MATERIAL FOR THIS EXERCISE
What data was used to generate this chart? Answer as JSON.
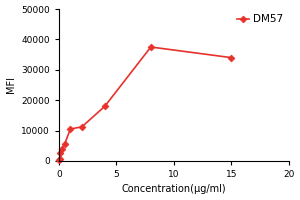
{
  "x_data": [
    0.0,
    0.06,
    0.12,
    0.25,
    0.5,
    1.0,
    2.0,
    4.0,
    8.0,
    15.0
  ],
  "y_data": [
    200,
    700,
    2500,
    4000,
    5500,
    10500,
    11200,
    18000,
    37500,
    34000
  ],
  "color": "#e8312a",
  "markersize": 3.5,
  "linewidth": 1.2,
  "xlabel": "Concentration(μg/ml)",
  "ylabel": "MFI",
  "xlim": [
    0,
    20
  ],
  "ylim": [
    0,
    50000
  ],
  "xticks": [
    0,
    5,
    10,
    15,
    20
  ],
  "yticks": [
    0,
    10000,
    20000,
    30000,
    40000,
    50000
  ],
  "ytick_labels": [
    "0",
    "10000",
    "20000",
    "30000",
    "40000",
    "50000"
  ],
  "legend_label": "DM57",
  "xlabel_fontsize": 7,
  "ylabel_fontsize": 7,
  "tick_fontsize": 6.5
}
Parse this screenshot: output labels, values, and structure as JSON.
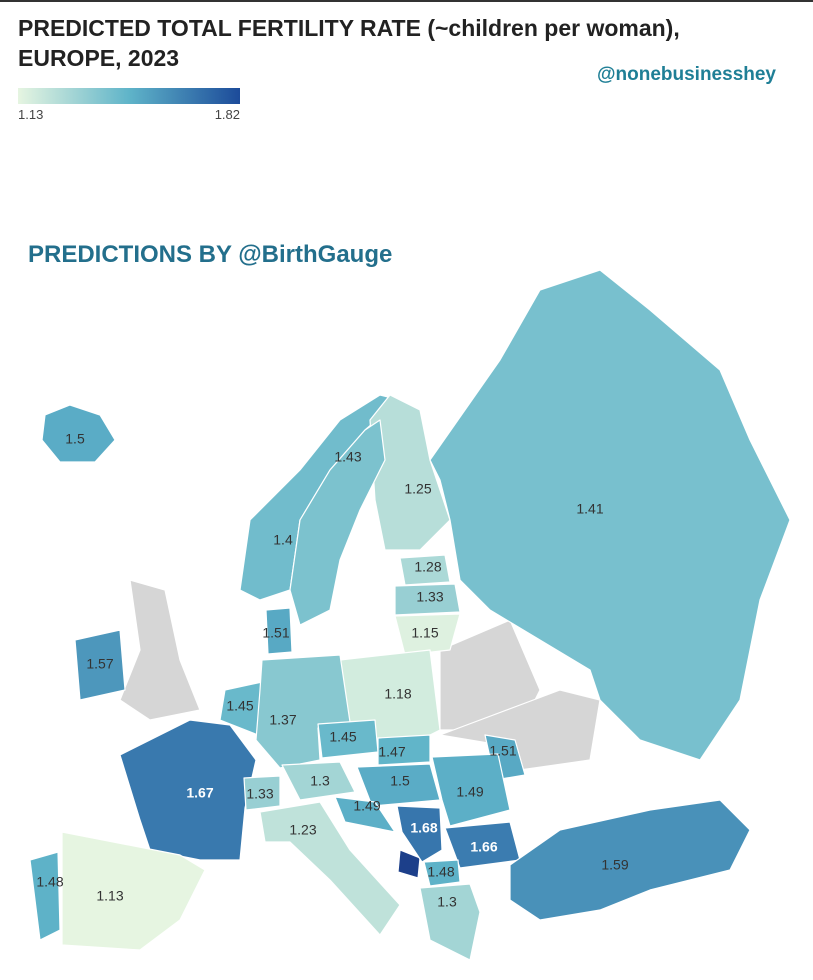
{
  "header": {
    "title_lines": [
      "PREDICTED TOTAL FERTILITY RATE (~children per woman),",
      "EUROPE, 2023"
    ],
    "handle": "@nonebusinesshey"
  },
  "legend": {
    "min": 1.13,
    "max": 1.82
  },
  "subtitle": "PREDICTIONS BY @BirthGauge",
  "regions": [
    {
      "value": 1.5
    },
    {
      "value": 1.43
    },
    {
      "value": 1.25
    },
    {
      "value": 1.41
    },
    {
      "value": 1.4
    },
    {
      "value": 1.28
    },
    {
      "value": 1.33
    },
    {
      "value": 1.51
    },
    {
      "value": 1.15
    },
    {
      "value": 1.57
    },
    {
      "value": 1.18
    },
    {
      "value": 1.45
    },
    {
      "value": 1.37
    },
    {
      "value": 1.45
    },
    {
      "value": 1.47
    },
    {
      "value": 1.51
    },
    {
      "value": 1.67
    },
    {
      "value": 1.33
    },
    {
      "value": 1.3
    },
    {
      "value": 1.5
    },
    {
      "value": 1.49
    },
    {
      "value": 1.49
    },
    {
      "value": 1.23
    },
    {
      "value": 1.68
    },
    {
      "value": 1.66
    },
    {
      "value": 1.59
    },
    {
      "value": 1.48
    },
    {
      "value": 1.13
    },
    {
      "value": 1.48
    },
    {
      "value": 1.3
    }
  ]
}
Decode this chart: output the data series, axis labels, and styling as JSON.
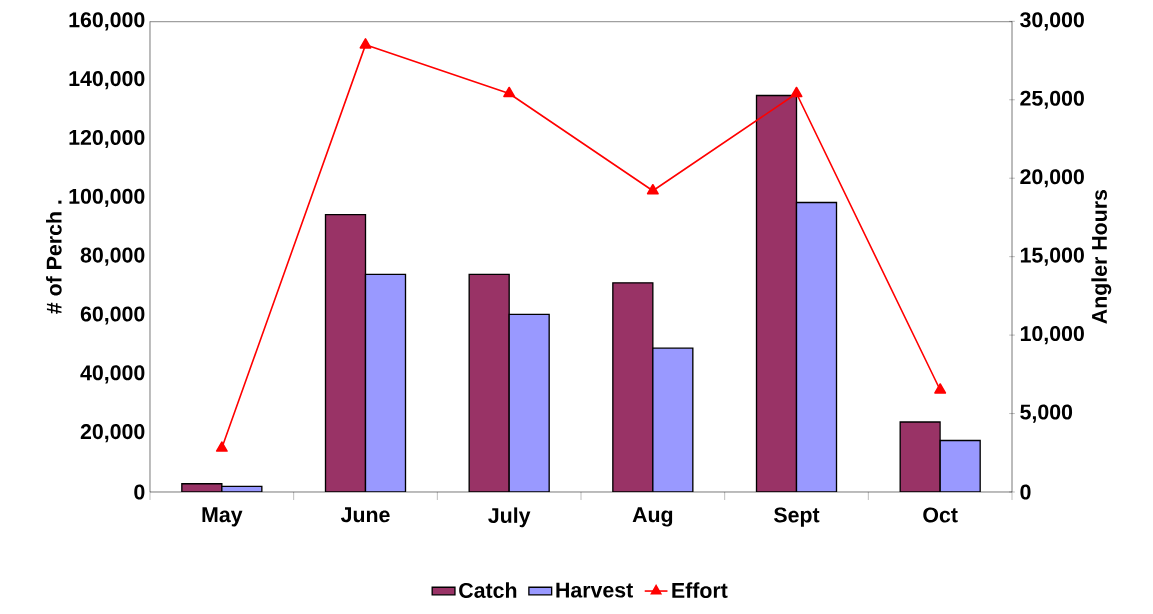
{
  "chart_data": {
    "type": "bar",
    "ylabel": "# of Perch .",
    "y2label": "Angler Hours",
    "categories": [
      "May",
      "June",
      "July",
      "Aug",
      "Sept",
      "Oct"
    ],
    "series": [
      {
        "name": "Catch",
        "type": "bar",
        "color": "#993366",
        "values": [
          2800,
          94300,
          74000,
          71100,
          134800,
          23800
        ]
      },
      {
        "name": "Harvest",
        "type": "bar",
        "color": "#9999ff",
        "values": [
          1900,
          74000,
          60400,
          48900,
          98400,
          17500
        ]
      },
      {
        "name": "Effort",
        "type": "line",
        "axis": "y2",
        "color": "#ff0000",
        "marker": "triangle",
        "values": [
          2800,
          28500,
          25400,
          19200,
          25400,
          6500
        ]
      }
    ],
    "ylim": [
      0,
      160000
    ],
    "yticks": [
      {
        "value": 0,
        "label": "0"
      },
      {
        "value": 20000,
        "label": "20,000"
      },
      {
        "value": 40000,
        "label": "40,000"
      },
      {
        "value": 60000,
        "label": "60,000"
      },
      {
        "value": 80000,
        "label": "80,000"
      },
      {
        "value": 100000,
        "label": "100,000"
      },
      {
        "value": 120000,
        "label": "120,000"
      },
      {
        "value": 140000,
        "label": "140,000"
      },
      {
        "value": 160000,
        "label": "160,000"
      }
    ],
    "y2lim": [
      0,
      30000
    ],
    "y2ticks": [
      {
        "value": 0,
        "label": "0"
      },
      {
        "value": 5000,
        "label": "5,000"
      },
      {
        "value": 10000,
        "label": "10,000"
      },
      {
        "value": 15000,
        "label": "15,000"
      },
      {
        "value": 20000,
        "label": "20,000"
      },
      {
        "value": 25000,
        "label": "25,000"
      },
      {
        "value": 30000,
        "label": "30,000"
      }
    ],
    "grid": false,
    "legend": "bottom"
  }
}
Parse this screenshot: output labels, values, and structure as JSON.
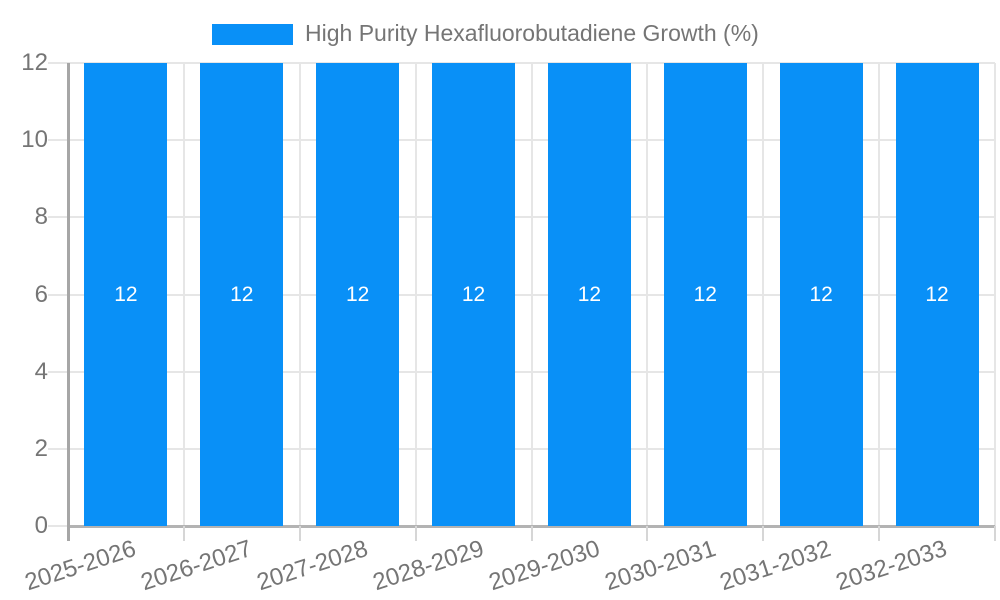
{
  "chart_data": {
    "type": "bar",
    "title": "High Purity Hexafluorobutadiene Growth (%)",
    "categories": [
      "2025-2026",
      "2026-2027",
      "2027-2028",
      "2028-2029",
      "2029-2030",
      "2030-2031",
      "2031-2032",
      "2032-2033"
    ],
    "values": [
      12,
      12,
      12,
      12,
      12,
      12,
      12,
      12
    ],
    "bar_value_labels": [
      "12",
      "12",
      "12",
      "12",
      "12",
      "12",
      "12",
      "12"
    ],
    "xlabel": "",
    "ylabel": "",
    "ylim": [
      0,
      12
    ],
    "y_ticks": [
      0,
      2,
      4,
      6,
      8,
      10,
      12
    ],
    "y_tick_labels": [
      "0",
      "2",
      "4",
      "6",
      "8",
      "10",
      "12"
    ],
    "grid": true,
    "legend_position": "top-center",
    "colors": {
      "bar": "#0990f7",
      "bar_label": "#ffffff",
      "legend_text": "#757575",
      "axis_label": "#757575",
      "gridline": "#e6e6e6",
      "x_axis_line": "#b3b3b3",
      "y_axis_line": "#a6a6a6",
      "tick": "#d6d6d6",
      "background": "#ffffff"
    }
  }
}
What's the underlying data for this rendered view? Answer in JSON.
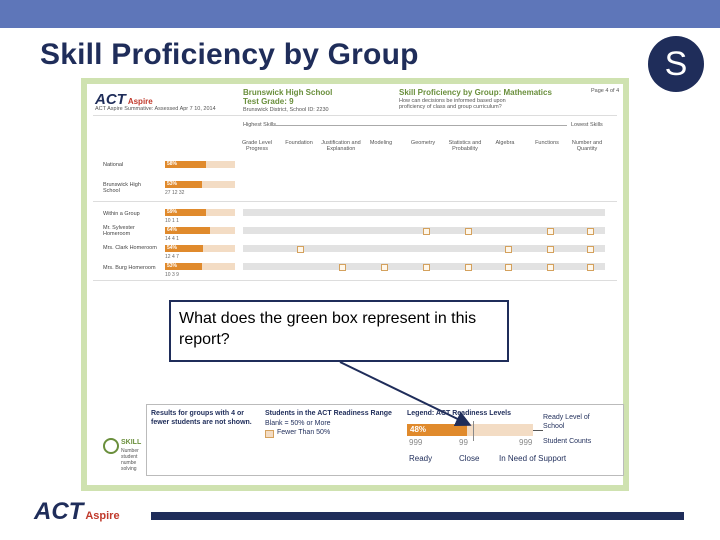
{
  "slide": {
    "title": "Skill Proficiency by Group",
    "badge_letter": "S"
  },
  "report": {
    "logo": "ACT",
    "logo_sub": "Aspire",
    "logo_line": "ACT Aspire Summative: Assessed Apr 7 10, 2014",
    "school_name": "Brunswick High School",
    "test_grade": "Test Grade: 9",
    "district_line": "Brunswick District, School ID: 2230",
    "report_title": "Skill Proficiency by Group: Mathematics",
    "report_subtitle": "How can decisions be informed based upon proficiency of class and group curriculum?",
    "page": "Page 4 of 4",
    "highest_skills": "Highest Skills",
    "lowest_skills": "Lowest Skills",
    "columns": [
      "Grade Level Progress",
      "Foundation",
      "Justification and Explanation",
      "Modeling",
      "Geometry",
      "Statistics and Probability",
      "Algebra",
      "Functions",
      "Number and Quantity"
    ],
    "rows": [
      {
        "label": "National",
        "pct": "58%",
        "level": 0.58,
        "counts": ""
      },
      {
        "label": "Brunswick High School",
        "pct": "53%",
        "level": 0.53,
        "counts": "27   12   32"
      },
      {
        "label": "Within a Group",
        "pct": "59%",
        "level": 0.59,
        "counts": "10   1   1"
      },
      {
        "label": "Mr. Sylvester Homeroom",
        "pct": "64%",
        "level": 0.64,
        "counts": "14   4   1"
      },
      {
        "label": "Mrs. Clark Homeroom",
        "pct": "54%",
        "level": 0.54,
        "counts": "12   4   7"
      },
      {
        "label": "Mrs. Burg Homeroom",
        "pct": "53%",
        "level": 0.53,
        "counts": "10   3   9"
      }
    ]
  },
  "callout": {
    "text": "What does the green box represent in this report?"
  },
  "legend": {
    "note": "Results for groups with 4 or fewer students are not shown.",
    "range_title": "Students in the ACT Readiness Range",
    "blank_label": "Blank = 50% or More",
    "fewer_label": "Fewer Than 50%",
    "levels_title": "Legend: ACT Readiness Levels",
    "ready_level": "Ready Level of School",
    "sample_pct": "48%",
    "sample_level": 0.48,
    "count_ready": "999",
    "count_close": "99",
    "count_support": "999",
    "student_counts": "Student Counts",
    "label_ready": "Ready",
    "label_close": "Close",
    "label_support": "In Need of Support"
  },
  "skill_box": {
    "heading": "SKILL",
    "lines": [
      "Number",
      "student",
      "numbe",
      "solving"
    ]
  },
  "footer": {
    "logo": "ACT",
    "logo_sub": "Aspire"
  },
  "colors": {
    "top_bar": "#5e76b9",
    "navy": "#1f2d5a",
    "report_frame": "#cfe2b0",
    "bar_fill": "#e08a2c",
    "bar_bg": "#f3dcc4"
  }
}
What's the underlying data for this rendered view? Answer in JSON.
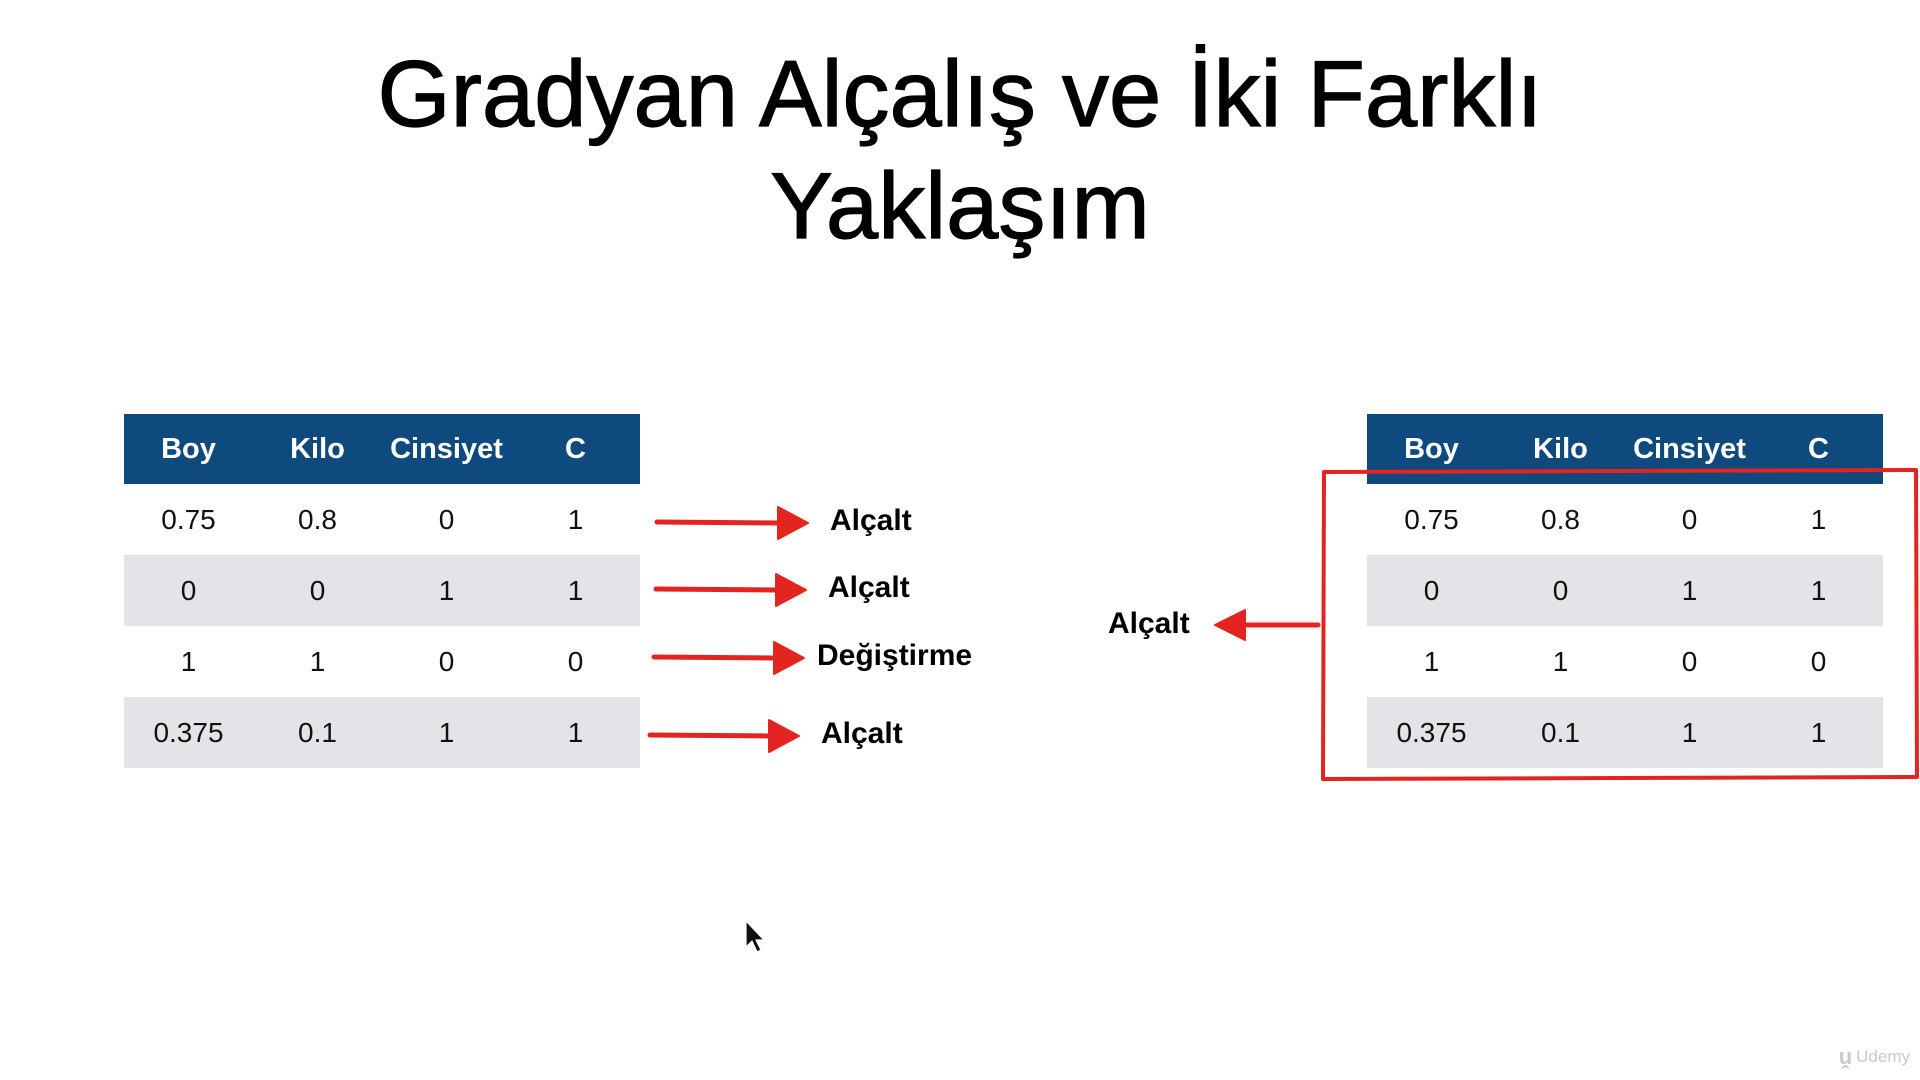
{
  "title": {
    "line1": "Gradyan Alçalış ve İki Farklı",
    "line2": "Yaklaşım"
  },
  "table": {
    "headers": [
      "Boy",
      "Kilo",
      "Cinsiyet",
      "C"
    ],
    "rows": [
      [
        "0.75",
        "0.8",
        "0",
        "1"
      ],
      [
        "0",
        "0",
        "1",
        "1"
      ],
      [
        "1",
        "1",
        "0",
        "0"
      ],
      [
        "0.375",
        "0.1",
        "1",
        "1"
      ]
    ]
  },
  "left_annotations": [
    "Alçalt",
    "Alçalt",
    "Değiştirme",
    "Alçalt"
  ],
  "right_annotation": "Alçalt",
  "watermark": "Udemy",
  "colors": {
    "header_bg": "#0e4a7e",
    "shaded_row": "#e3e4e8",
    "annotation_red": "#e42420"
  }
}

STATED EXERCISE
From the data above, gather every line that includes the word "Aspire".

FINAL RESULT
    "logo_sub": "Aspire",
    "logo_line": "ACT Aspire Summative: Assessed Apr 7 10, 2014",
    "logo_sub": "Aspire"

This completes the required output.